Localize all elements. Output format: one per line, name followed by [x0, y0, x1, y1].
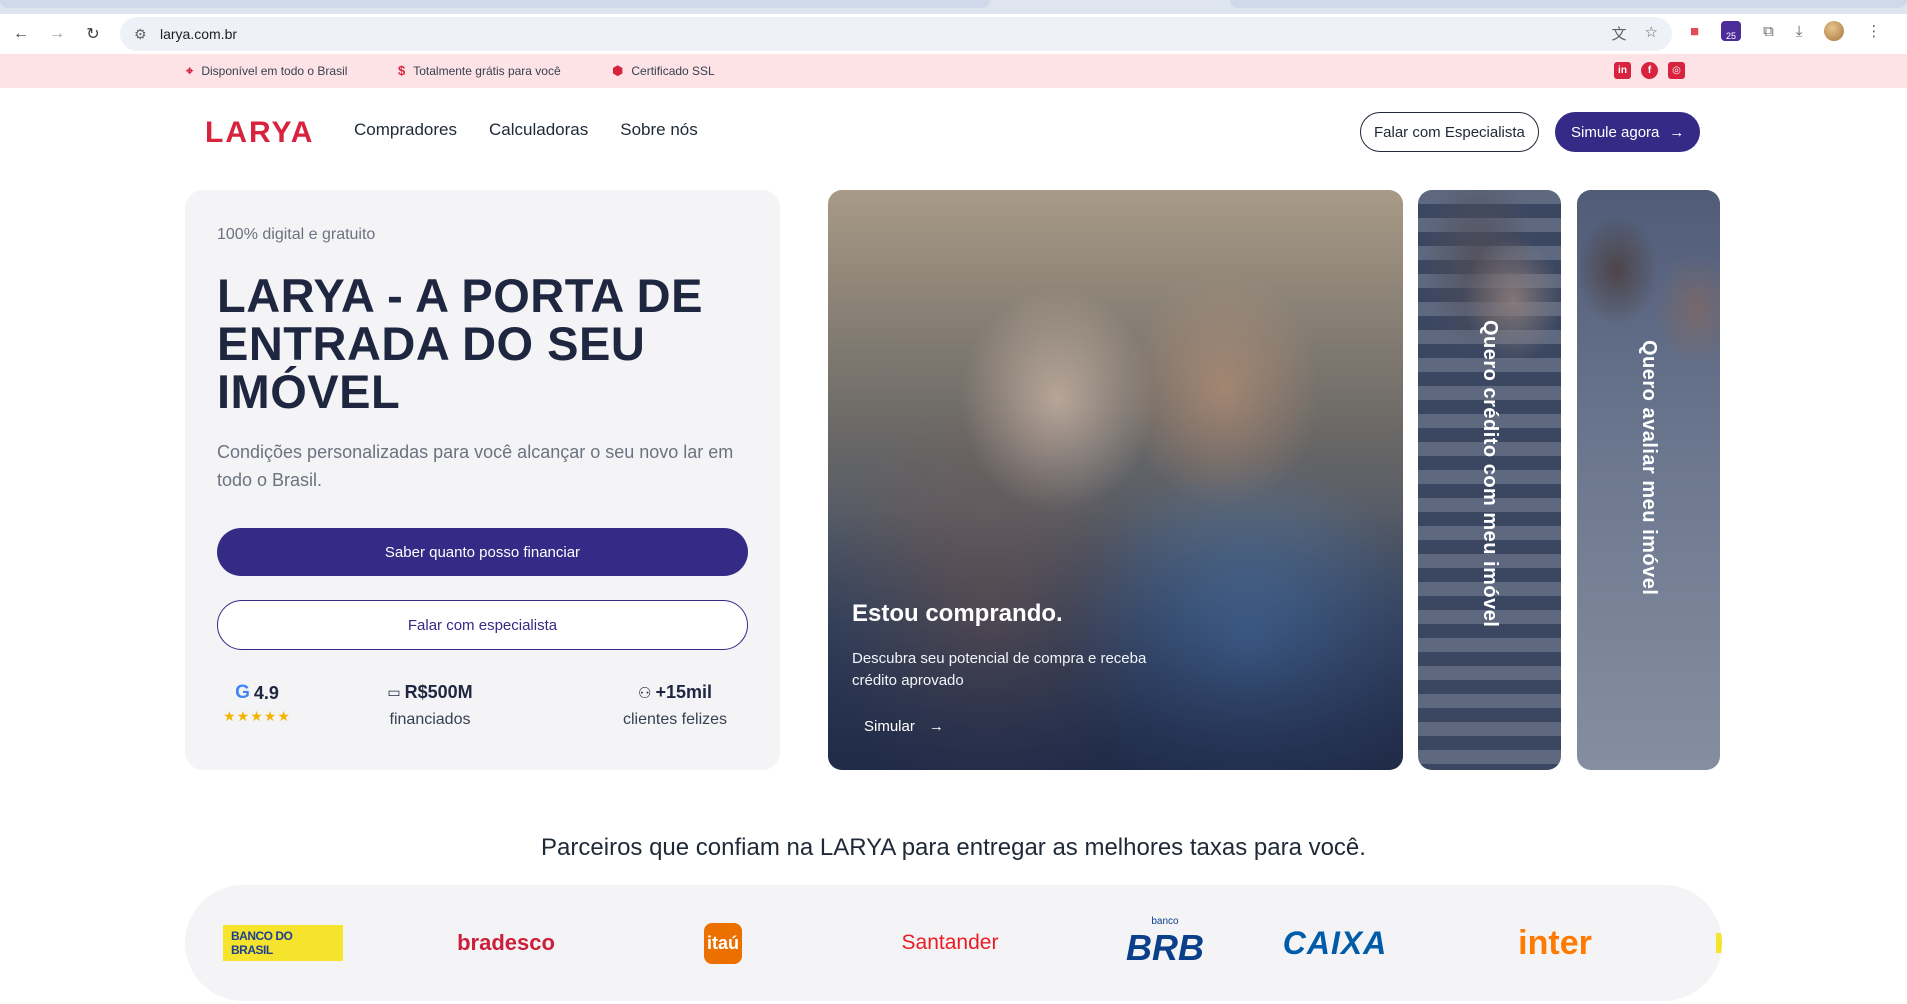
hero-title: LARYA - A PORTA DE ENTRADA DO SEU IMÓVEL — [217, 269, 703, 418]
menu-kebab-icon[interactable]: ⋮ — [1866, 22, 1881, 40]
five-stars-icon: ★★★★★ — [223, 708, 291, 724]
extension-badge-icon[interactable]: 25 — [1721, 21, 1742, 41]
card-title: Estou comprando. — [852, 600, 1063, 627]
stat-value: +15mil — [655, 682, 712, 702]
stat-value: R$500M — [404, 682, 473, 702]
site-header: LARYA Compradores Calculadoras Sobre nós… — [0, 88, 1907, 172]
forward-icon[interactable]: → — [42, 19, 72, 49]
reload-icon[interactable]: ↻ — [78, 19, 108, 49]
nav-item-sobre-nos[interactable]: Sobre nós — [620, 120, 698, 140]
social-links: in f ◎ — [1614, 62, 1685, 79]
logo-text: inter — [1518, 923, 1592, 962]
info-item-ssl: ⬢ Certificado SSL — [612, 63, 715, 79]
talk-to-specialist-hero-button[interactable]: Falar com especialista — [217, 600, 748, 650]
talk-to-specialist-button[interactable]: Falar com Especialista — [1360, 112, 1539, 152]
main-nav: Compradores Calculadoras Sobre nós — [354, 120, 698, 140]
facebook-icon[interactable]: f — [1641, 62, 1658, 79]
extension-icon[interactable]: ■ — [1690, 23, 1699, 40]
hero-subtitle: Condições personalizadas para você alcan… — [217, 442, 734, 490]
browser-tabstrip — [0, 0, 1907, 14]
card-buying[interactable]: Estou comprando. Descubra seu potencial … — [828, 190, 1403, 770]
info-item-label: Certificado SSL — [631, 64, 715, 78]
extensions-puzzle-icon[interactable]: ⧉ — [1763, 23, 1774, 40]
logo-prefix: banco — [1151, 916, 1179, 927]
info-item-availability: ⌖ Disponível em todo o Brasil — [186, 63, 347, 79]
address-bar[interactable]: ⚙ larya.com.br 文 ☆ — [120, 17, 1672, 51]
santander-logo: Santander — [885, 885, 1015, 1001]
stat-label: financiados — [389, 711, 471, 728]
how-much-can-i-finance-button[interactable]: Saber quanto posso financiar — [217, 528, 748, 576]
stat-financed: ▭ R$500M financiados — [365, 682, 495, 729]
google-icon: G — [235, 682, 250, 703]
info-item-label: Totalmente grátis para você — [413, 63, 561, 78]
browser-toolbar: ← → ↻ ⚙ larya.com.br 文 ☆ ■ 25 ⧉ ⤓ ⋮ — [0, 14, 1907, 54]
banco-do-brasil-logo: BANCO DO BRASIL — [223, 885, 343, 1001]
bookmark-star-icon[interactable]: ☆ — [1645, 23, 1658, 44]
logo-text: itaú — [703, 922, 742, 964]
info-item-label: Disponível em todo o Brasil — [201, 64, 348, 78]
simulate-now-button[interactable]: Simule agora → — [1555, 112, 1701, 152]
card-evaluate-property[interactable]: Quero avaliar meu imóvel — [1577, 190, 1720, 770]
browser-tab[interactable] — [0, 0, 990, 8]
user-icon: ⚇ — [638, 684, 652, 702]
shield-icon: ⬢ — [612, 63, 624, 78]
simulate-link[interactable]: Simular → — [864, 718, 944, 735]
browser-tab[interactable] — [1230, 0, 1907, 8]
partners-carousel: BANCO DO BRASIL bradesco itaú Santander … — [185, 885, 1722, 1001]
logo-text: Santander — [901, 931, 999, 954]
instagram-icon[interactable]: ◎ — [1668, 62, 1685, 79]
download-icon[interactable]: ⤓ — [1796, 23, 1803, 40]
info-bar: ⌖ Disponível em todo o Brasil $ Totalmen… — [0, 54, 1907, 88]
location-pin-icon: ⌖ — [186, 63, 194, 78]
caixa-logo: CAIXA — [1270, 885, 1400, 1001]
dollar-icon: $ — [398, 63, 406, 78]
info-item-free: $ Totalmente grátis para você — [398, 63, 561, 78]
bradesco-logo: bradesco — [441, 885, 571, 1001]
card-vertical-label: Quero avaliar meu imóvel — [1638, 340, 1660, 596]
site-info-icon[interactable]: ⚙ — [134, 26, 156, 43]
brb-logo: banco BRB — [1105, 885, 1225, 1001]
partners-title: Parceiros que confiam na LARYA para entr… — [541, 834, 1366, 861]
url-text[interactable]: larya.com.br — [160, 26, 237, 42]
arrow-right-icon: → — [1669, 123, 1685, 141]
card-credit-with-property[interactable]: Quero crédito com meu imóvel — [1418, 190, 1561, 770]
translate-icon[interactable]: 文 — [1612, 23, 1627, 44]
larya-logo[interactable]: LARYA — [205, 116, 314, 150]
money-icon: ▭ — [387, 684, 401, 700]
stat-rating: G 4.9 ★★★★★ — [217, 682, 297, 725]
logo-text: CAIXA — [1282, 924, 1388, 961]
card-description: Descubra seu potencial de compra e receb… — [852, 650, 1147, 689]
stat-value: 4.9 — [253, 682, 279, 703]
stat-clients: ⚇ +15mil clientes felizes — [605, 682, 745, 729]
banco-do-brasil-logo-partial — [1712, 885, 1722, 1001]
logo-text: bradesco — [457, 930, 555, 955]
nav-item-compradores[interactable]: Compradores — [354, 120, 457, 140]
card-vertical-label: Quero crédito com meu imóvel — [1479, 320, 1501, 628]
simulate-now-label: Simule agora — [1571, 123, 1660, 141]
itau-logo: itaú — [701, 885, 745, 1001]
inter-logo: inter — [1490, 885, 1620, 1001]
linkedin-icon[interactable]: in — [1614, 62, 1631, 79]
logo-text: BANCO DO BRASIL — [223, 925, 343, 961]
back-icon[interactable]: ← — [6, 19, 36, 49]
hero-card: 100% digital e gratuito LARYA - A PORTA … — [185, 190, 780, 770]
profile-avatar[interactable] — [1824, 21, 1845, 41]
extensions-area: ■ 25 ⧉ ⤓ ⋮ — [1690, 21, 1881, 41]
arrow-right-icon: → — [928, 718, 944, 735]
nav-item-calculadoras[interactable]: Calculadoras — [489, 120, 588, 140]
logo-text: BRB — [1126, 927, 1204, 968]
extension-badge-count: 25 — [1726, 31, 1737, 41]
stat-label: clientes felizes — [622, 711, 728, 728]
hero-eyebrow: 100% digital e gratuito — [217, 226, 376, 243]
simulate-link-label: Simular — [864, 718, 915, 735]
-*-
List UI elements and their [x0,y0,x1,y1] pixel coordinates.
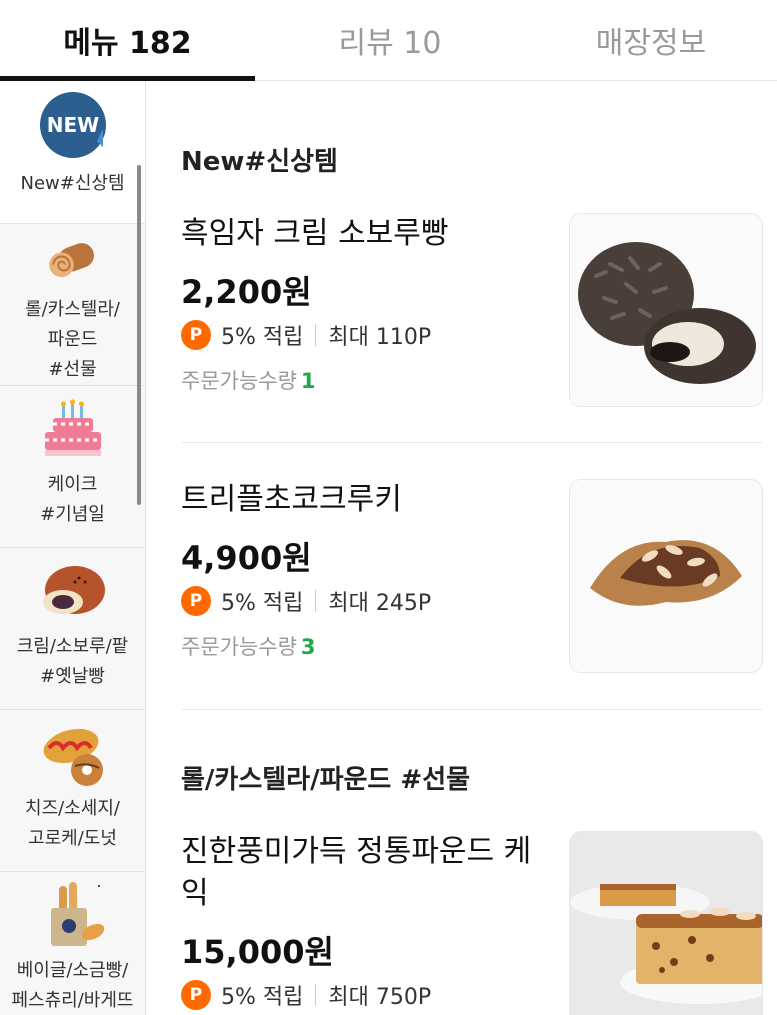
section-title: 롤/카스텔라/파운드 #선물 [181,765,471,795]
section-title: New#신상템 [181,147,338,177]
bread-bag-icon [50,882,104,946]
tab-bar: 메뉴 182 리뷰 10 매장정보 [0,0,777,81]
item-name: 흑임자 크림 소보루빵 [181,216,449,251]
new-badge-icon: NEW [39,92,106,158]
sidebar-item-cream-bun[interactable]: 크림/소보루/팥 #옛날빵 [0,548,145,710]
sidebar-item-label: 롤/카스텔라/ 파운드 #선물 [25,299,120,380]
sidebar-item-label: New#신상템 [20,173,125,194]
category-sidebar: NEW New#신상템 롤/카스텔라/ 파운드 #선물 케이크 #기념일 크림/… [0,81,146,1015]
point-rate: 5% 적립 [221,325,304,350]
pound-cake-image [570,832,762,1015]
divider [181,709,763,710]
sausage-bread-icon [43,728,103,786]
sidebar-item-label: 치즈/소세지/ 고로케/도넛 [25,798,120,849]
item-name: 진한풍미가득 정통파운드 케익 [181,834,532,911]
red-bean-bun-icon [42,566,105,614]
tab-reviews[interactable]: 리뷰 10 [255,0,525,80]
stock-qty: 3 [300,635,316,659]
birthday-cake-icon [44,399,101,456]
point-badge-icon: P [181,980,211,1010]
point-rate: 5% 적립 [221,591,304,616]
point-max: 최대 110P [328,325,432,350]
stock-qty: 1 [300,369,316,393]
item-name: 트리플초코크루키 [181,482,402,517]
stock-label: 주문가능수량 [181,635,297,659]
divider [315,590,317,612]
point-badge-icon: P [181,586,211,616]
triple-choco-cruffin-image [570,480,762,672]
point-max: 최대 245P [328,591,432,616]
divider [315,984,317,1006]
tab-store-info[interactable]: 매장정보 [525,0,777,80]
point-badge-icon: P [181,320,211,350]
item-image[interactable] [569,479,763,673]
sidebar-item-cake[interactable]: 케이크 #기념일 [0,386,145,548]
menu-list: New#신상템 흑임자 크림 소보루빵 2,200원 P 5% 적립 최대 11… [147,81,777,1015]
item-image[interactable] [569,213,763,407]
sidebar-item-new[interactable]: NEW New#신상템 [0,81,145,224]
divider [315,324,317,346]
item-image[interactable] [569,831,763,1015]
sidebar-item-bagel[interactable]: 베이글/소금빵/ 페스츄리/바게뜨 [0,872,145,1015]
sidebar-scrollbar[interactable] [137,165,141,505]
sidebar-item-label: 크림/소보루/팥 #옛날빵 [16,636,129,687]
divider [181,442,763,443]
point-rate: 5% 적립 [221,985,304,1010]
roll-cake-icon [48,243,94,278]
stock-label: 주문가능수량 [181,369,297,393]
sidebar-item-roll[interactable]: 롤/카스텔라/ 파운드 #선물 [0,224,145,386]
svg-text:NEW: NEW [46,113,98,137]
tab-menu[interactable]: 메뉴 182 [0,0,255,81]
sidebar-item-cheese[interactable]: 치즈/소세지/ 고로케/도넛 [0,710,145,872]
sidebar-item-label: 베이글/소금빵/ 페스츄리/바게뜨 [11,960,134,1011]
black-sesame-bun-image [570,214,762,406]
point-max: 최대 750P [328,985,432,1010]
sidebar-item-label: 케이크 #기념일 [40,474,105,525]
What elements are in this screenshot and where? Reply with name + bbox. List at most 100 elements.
-*-
• Required work:
Please return every line from the records above that contains the word "Compradores".

• Output of the exercise:
site-header: LARYA Compradores Calculadoras Sobre nós… — [0, 88, 1907, 172]
main-nav: Compradores Calculadoras Sobre nós — [354, 120, 698, 140]
nav-item-compradores[interactable]: Compradores — [354, 120, 457, 140]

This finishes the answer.